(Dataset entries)
________________________

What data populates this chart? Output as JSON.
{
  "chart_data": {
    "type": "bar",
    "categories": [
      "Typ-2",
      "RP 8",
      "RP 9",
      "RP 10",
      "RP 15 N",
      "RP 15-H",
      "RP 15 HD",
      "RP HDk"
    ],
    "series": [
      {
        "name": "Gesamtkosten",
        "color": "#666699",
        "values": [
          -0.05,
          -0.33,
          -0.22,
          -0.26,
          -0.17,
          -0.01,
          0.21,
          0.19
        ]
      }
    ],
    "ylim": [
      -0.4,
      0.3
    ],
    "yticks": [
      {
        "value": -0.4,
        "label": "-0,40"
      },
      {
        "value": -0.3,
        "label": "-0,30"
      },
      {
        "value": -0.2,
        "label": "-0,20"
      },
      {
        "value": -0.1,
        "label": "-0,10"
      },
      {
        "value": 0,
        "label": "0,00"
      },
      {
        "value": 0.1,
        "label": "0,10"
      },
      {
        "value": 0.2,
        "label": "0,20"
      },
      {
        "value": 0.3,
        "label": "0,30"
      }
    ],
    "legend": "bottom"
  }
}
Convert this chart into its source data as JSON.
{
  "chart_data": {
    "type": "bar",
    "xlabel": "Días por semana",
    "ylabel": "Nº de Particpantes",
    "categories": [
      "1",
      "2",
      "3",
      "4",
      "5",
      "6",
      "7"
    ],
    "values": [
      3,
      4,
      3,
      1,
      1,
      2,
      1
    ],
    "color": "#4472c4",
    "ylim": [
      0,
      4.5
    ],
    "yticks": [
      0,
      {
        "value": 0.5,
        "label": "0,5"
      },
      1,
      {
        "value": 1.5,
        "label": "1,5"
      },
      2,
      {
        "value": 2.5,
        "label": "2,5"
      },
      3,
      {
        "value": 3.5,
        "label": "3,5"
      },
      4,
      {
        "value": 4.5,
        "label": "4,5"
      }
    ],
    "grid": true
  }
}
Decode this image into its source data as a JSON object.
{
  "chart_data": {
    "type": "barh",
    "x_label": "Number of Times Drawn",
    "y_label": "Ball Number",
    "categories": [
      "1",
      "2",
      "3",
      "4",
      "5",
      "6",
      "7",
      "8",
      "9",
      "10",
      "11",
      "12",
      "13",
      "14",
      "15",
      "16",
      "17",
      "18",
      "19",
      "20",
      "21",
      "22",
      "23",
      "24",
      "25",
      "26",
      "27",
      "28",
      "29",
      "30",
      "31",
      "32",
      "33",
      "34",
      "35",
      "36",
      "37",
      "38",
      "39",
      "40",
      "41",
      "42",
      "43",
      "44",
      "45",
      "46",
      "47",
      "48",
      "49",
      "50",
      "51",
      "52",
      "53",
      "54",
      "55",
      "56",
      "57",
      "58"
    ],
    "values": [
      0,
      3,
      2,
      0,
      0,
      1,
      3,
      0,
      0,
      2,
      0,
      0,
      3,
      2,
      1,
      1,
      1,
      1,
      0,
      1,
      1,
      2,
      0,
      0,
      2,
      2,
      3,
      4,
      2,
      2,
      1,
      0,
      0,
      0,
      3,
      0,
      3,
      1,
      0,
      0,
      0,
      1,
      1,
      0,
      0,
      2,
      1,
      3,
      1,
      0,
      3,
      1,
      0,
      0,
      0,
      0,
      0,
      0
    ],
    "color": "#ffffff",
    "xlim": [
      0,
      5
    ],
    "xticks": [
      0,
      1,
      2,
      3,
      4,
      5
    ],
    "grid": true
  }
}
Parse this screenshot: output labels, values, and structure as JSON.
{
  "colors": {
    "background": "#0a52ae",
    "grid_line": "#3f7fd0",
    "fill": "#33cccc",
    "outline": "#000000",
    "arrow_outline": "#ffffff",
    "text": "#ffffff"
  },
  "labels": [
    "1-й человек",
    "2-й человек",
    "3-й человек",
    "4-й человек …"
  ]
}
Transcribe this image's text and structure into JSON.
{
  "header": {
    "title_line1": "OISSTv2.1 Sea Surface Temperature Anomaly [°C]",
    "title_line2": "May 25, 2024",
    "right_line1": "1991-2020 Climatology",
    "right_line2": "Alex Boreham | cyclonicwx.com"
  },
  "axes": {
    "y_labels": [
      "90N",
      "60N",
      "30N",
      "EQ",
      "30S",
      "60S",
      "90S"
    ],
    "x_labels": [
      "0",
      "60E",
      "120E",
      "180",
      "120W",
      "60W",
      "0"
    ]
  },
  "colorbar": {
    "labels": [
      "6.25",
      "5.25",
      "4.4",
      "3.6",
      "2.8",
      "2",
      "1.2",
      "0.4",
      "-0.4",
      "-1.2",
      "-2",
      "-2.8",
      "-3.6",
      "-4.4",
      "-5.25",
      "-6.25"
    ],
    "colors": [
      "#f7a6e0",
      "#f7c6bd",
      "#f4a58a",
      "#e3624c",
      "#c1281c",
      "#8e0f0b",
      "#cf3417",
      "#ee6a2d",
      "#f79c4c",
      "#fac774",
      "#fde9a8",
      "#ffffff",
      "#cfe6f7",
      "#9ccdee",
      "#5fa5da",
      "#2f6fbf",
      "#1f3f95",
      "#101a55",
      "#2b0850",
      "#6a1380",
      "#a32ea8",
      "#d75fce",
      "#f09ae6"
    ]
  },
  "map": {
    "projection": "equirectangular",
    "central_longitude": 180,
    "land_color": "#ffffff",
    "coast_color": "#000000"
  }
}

________________________

TASK GOAL:
Reproduce all of the data exactly as given.

PROBLEM SOLUTION:
What data populates this chart? Output as JSON.
{
  "chart_data": {
    "type": "bar",
    "categories": [
      "Typ-2",
      "RP 8",
      "RP 9",
      "RP 10",
      "RP 15 N",
      "RP 15-H",
      "RP 15 HD",
      "RP HDk"
    ],
    "series": [
      {
        "name": "Gesamtkosten",
        "color": "#666699",
        "values": [
          -0.05,
          -0.33,
          -0.22,
          -0.26,
          -0.17,
          -0.01,
          0.21,
          0.19
        ]
      }
    ],
    "ylim": [
      -0.4,
      0.3
    ],
    "yticks": [
      {
        "value": -0.4,
        "label": "-0,40"
      },
      {
        "value": -0.3,
        "label": "-0,30"
      },
      {
        "value": -0.2,
        "label": "-0,20"
      },
      {
        "value": -0.1,
        "label": "-0,10"
      },
      {
        "value": 0,
        "label": "0,00"
      },
      {
        "value": 0.1,
        "label": "0,10"
      },
      {
        "value": 0.2,
        "label": "0,20"
      },
      {
        "value": 0.3,
        "label": "0,30"
      }
    ],
    "legend": "bottom"
  }
}
Convert this chart into its source data as JSON.
{
  "chart_data": {
    "type": "bar",
    "xlabel": "Días por semana",
    "ylabel": "Nº de Particpantes",
    "categories": [
      "1",
      "2",
      "3",
      "4",
      "5",
      "6",
      "7"
    ],
    "values": [
      3,
      4,
      3,
      1,
      1,
      2,
      1
    ],
    "color": "#4472c4",
    "ylim": [
      0,
      4.5
    ],
    "yticks": [
      0,
      {
        "value": 0.5,
        "label": "0,5"
      },
      1,
      {
        "value": 1.5,
        "label": "1,5"
      },
      2,
      {
        "value": 2.5,
        "label": "2,5"
      },
      3,
      {
        "value": 3.5,
        "label": "3,5"
      },
      4,
      {
        "value": 4.5,
        "label": "4,5"
      }
    ],
    "grid": true
  }
}
Decode this image into its source data as a JSON object.
{
  "chart_data": {
    "type": "barh",
    "x_label": "Number of Times Drawn",
    "y_label": "Ball Number",
    "categories": [
      "1",
      "2",
      "3",
      "4",
      "5",
      "6",
      "7",
      "8",
      "9",
      "10",
      "11",
      "12",
      "13",
      "14",
      "15",
      "16",
      "17",
      "18",
      "19",
      "20",
      "21",
      "22",
      "23",
      "24",
      "25",
      "26",
      "27",
      "28",
      "29",
      "30",
      "31",
      "32",
      "33",
      "34",
      "35",
      "36",
      "37",
      "38",
      "39",
      "40",
      "41",
      "42",
      "43",
      "44",
      "45",
      "46",
      "47",
      "48",
      "49",
      "50",
      "51",
      "52",
      "53",
      "54",
      "55",
      "56",
      "57",
      "58"
    ],
    "values": [
      0,
      3,
      2,
      0,
      0,
      1,
      3,
      0,
      0,
      2,
      0,
      0,
      3,
      2,
      1,
      1,
      1,
      1,
      0,
      1,
      1,
      2,
      0,
      0,
      2,
      2,
      3,
      4,
      2,
      2,
      1,
      0,
      0,
      0,
      3,
      0,
      3,
      1,
      0,
      0,
      0,
      1,
      1,
      0,
      0,
      2,
      1,
      3,
      1,
      0,
      3,
      1,
      0,
      0,
      0,
      0,
      0,
      0
    ],
    "color": "#ffffff",
    "xlim": [
      0,
      5
    ],
    "xticks": [
      0,
      1,
      2,
      3,
      4,
      5
    ],
    "grid": true
  }
}
Parse this screenshot: output labels, values, and structure as JSON.
{
  "colors": {
    "background": "#0a52ae",
    "grid_line": "#3f7fd0",
    "fill": "#33cccc",
    "outline": "#000000",
    "arrow_outline": "#ffffff",
    "text": "#ffffff"
  },
  "labels": [
    "1-й человек",
    "2-й человек",
    "3-й человек",
    "4-й человек …"
  ]
}
Transcribe this image's text and structure into JSON.
{
  "header": {
    "title_line1": "OISSTv2.1 Sea Surface Temperature Anomaly [°C]",
    "title_line2": "May 25, 2024",
    "right_line1": "1991-2020 Climatology",
    "right_line2": "Alex Boreham | cyclonicwx.com"
  },
  "axes": {
    "y_labels": [
      "90N",
      "60N",
      "30N",
      "EQ",
      "30S",
      "60S",
      "90S"
    ],
    "x_labels": [
      "0",
      "60E",
      "120E",
      "180",
      "120W",
      "60W",
      "0"
    ]
  },
  "colorbar": {
    "labels": [
      "6.25",
      "5.25",
      "4.4",
      "3.6",
      "2.8",
      "2",
      "1.2",
      "0.4",
      "-0.4",
      "-1.2",
      "-2",
      "-2.8",
      "-3.6",
      "-4.4",
      "-5.25",
      "-6.25"
    ],
    "colors": [
      "#f7a6e0",
      "#f7c6bd",
      "#f4a58a",
      "#e3624c",
      "#c1281c",
      "#8e0f0b",
      "#cf3417",
      "#ee6a2d",
      "#f79c4c",
      "#fac774",
      "#fde9a8",
      "#ffffff",
      "#cfe6f7",
      "#9ccdee",
      "#5fa5da",
      "#2f6fbf",
      "#1f3f95",
      "#101a55",
      "#2b0850",
      "#6a1380",
      "#a32ea8",
      "#d75fce",
      "#f09ae6"
    ]
  },
  "map": {
    "projection": "equirectangular",
    "central_longitude": 180,
    "land_color": "#ffffff",
    "coast_color": "#000000"
  }
}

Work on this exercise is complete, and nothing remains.